» **INSTRUCTIONS TO FOLLOW**
The records below must be transcribed exactly. Do not include the pictures.

» **SUPPLIED RECORDS**
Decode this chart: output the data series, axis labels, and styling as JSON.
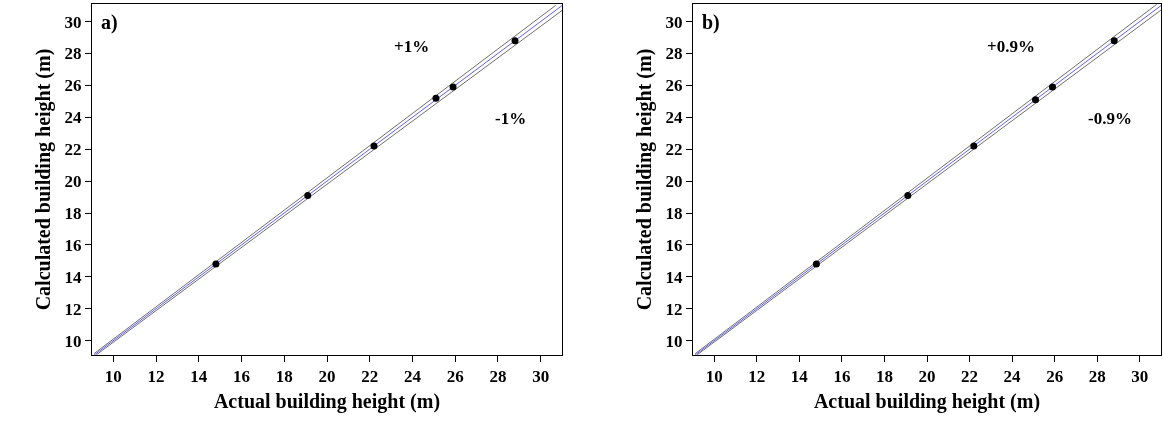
{
  "chart_data": [
    {
      "type": "scatter",
      "xlabel": "Actual building height (m)",
      "ylabel": "Calculated building height (m)",
      "xlim": [
        9,
        31
      ],
      "ylim": [
        9.1,
        31.1
      ],
      "xticks": [
        10,
        12,
        14,
        16,
        18,
        20,
        22,
        24,
        26,
        28,
        30
      ],
      "yticks": [
        10,
        12,
        14,
        16,
        18,
        20,
        22,
        24,
        26,
        28,
        30
      ],
      "grid": false,
      "marker": "circle",
      "series": [
        {
          "type": "line",
          "color": "#6060ff",
          "marker": "none",
          "x": [
            9.1,
            31
          ],
          "values": [
            9.1,
            31
          ]
        },
        {
          "type": "line",
          "color": "#707070",
          "marker": "none",
          "x": [
            9.1,
            30.7
          ],
          "values": [
            9.19,
            31.01
          ]
        },
        {
          "type": "line",
          "color": "#707070",
          "marker": "none",
          "x": [
            9.2,
            31
          ],
          "values": [
            9.11,
            30.69
          ]
        },
        {
          "type": "scatter",
          "color": "#000000",
          "x": [
            14.8,
            19.1,
            22.2,
            25.1,
            25.9,
            28.8
          ],
          "values": [
            14.8,
            19.1,
            22.2,
            25.2,
            25.9,
            28.8
          ]
        }
      ],
      "annotations": [
        "a)",
        "+1%",
        "-1%"
      ]
    },
    {
      "type": "scatter",
      "xlabel": "Actual building height (m)",
      "ylabel": "Calculated building height (m)",
      "xlim": [
        9,
        31
      ],
      "ylim": [
        9.1,
        31.1
      ],
      "xticks": [
        10,
        12,
        14,
        16,
        18,
        20,
        22,
        24,
        26,
        28,
        30
      ],
      "yticks": [
        10,
        12,
        14,
        16,
        18,
        20,
        22,
        24,
        26,
        28,
        30
      ],
      "grid": false,
      "marker": "circle",
      "series": [
        {
          "type": "line",
          "color": "#6060ff",
          "marker": "none",
          "x": [
            9.1,
            31
          ],
          "values": [
            9.1,
            31
          ]
        },
        {
          "type": "line",
          "color": "#707070",
          "marker": "none",
          "x": [
            9.1,
            30.8
          ],
          "values": [
            9.18,
            31.08
          ]
        },
        {
          "type": "line",
          "color": "#707070",
          "marker": "none",
          "x": [
            9.2,
            31
          ],
          "values": [
            9.12,
            30.72
          ]
        },
        {
          "type": "scatter",
          "color": "#000000",
          "x": [
            14.8,
            19.1,
            22.2,
            25.1,
            25.9,
            28.8
          ],
          "values": [
            14.8,
            19.1,
            22.2,
            25.1,
            25.9,
            28.8
          ]
        }
      ],
      "annotations": [
        "b)",
        "+0.9%",
        "-0.9%"
      ]
    }
  ]
}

» **COMPLETED TASK**
Decode this chart: output the data series, axis labels, and styling as JSON.
{
  "chart_data": [
    {
      "type": "scatter",
      "xlabel": "Actual building height (m)",
      "ylabel": "Calculated building height (m)",
      "xlim": [
        9,
        31
      ],
      "ylim": [
        9.1,
        31.1
      ],
      "xticks": [
        10,
        12,
        14,
        16,
        18,
        20,
        22,
        24,
        26,
        28,
        30
      ],
      "yticks": [
        10,
        12,
        14,
        16,
        18,
        20,
        22,
        24,
        26,
        28,
        30
      ],
      "grid": false,
      "marker": "circle",
      "series": [
        {
          "type": "line",
          "color": "#6060ff",
          "marker": "none",
          "x": [
            9.1,
            31
          ],
          "values": [
            9.1,
            31
          ]
        },
        {
          "type": "line",
          "color": "#707070",
          "marker": "none",
          "x": [
            9.1,
            30.7
          ],
          "values": [
            9.19,
            31.01
          ]
        },
        {
          "type": "line",
          "color": "#707070",
          "marker": "none",
          "x": [
            9.2,
            31
          ],
          "values": [
            9.11,
            30.69
          ]
        },
        {
          "type": "scatter",
          "color": "#000000",
          "x": [
            14.8,
            19.1,
            22.2,
            25.1,
            25.9,
            28.8
          ],
          "values": [
            14.8,
            19.1,
            22.2,
            25.2,
            25.9,
            28.8
          ]
        }
      ],
      "annotations": [
        "a)",
        "+1%",
        "-1%"
      ]
    },
    {
      "type": "scatter",
      "xlabel": "Actual building height (m)",
      "ylabel": "Calculated building height (m)",
      "xlim": [
        9,
        31
      ],
      "ylim": [
        9.1,
        31.1
      ],
      "xticks": [
        10,
        12,
        14,
        16,
        18,
        20,
        22,
        24,
        26,
        28,
        30
      ],
      "yticks": [
        10,
        12,
        14,
        16,
        18,
        20,
        22,
        24,
        26,
        28,
        30
      ],
      "grid": false,
      "marker": "circle",
      "series": [
        {
          "type": "line",
          "color": "#6060ff",
          "marker": "none",
          "x": [
            9.1,
            31
          ],
          "values": [
            9.1,
            31
          ]
        },
        {
          "type": "line",
          "color": "#707070",
          "marker": "none",
          "x": [
            9.1,
            30.8
          ],
          "values": [
            9.18,
            31.08
          ]
        },
        {
          "type": "line",
          "color": "#707070",
          "marker": "none",
          "x": [
            9.2,
            31
          ],
          "values": [
            9.12,
            30.72
          ]
        },
        {
          "type": "scatter",
          "color": "#000000",
          "x": [
            14.8,
            19.1,
            22.2,
            25.1,
            25.9,
            28.8
          ],
          "values": [
            14.8,
            19.1,
            22.2,
            25.1,
            25.9,
            28.8
          ]
        }
      ],
      "annotations": [
        "b)",
        "+0.9%",
        "-0.9%"
      ]
    }
  ]
}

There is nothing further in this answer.